• WRITTEN INSTRUCTION: Retype the listing that follows, word for word.
⟨
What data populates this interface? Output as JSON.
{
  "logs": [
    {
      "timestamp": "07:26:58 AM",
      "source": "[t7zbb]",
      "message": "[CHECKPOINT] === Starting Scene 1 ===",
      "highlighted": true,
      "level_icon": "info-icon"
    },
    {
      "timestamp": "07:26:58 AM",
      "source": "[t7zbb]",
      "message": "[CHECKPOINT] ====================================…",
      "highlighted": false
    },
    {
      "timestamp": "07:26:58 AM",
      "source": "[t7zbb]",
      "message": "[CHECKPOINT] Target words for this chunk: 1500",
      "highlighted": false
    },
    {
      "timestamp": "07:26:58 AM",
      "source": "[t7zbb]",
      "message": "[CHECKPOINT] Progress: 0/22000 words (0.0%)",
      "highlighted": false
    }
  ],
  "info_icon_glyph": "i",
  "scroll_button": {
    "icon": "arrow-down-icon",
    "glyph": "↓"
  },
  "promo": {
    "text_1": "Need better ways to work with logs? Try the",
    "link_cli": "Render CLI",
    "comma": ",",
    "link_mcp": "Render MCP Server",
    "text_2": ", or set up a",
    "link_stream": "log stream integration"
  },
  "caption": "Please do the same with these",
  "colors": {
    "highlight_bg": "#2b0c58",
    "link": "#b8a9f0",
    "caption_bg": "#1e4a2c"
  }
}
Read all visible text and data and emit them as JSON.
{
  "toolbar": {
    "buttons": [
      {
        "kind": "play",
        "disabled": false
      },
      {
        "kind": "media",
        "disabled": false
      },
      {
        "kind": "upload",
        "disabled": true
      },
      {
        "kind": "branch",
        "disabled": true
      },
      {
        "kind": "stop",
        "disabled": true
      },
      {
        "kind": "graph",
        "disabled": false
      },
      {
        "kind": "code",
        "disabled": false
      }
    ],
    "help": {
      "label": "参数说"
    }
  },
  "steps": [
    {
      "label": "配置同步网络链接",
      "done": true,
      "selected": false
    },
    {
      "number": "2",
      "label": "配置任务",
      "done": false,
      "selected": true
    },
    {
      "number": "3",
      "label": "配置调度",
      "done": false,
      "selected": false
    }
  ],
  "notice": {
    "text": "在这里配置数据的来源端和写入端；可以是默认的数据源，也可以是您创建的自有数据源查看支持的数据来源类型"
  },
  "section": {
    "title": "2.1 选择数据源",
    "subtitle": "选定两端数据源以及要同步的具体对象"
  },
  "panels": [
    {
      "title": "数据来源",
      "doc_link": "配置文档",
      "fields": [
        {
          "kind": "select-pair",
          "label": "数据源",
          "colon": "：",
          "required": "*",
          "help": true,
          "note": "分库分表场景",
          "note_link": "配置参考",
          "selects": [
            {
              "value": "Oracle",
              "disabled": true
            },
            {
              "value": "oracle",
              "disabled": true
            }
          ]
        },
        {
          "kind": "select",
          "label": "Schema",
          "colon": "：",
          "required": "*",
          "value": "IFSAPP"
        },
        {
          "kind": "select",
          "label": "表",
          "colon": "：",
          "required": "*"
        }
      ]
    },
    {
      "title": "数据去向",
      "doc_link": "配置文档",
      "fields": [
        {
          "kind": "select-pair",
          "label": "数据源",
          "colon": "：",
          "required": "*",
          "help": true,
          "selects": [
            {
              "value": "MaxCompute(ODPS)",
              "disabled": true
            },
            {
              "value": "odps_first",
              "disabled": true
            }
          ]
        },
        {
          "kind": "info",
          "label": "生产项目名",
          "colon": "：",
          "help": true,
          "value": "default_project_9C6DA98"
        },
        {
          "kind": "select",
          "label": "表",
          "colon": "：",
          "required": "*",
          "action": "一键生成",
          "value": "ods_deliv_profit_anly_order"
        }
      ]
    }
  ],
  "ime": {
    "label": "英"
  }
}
⟩
• CORRECT OUTPUT:
What data populates this interface? Output as JSON.
{
  "logs": [
    {
      "timestamp": "07:26:58 AM",
      "source": "[t7zbb]",
      "message": "[CHECKPOINT] === Starting Scene 1 ===",
      "highlighted": true,
      "level_icon": "info-icon"
    },
    {
      "timestamp": "07:26:58 AM",
      "source": "[t7zbb]",
      "message": "[CHECKPOINT] ====================================…",
      "highlighted": false
    },
    {
      "timestamp": "07:26:58 AM",
      "source": "[t7zbb]",
      "message": "[CHECKPOINT] Target words for this chunk: 1500",
      "highlighted": false
    },
    {
      "timestamp": "07:26:58 AM",
      "source": "[t7zbb]",
      "message": "[CHECKPOINT] Progress: 0/22000 words (0.0%)",
      "highlighted": false
    }
  ],
  "info_icon_glyph": "i",
  "scroll_button": {
    "icon": "arrow-down-icon",
    "glyph": "↓"
  },
  "promo": {
    "text_1": "Need better ways to work with logs? Try the",
    "link_cli": "Render CLI",
    "comma": ",",
    "link_mcp": "Render MCP Server",
    "text_2": ", or set up a",
    "link_stream": "log stream integration"
  },
  "caption": "Please do the same with these",
  "colors": {
    "highlight_bg": "#2b0c58",
    "link": "#b8a9f0",
    "caption_bg": "#1e4a2c"
  }
}
Read all visible text and data and emit them as JSON.
{
  "toolbar": {
    "buttons": [
      {
        "kind": "play",
        "disabled": false
      },
      {
        "kind": "media",
        "disabled": false
      },
      {
        "kind": "upload",
        "disabled": true
      },
      {
        "kind": "branch",
        "disabled": true
      },
      {
        "kind": "stop",
        "disabled": true
      },
      {
        "kind": "graph",
        "disabled": false
      },
      {
        "kind": "code",
        "disabled": false
      }
    ],
    "help": {
      "label": "参数说"
    }
  },
  "steps": [
    {
      "label": "配置同步网络链接",
      "done": true,
      "selected": false
    },
    {
      "number": "2",
      "label": "配置任务",
      "done": false,
      "selected": true
    },
    {
      "number": "3",
      "label": "配置调度",
      "done": false,
      "selected": false
    }
  ],
  "notice": {
    "text": "在这里配置数据的来源端和写入端；可以是默认的数据源，也可以是您创建的自有数据源查看支持的数据来源类型"
  },
  "section": {
    "title": "2.1 选择数据源",
    "subtitle": "选定两端数据源以及要同步的具体对象"
  },
  "panels": [
    {
      "title": "数据来源",
      "doc_link": "配置文档",
      "fields": [
        {
          "kind": "select-pair",
          "label": "数据源",
          "colon": "：",
          "required": "*",
          "help": true,
          "note": "分库分表场景",
          "note_link": "配置参考",
          "selects": [
            {
              "value": "Oracle",
              "disabled": true
            },
            {
              "value": "oracle",
              "disabled": true
            }
          ]
        },
        {
          "kind": "select",
          "label": "Schema",
          "colon": "：",
          "required": "*",
          "value": "IFSAPP"
        },
        {
          "kind": "select",
          "label": "表",
          "colon": "：",
          "required": "*"
        }
      ]
    },
    {
      "title": "数据去向",
      "doc_link": "配置文档",
      "fields": [
        {
          "kind": "select-pair",
          "label": "数据源",
          "colon": "：",
          "required": "*",
          "help": true,
          "selects": [
            {
              "value": "MaxCompute(ODPS)",
              "disabled": true
            },
            {
              "value": "odps_first",
              "disabled": true
            }
          ]
        },
        {
          "kind": "info",
          "label": "生产项目名",
          "colon": "：",
          "help": true,
          "value": "default_project_9C6DA98"
        },
        {
          "kind": "select",
          "label": "表",
          "colon": "：",
          "required": "*",
          "action": "一键生成",
          "value": "ods_deliv_profit_anly_order"
        }
      ]
    }
  ],
  "ime": {
    "label": "英"
  }
}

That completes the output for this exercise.